(Dataset entries)
--

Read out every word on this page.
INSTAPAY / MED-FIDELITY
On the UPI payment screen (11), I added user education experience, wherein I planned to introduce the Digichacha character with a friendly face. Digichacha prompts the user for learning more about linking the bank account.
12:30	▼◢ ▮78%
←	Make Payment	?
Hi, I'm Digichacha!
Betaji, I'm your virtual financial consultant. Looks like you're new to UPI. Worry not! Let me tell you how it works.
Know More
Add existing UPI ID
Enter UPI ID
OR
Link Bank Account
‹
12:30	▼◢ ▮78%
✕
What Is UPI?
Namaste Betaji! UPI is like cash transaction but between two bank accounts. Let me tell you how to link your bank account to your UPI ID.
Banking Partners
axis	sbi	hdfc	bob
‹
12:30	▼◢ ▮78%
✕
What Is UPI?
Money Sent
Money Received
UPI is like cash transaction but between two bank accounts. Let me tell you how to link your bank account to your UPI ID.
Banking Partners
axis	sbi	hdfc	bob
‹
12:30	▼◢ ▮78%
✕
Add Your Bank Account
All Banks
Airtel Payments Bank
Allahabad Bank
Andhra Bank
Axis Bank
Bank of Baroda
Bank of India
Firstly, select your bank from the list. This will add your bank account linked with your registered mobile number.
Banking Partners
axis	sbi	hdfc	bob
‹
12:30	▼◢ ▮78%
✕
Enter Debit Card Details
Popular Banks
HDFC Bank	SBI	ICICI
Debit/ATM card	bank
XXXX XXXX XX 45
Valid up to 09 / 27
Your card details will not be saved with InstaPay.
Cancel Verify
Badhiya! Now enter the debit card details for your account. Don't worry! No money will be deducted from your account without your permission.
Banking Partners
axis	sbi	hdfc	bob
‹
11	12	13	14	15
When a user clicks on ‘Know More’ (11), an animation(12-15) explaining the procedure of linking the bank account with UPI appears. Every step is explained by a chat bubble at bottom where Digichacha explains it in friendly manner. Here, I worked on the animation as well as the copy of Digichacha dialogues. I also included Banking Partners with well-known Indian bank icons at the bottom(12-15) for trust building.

--

## Given problem
Every line of the listing that holds "Betaji" should be found and copied.

## Worked answer
Betaji, I'm your virtual financial consultant. Looks like you're new to UPI. Worry not! Let me tell you how it works.
Namaste Betaji! UPI is like cash transaction but between two bank accounts. Let me tell you how to link your bank account to your UPI ID.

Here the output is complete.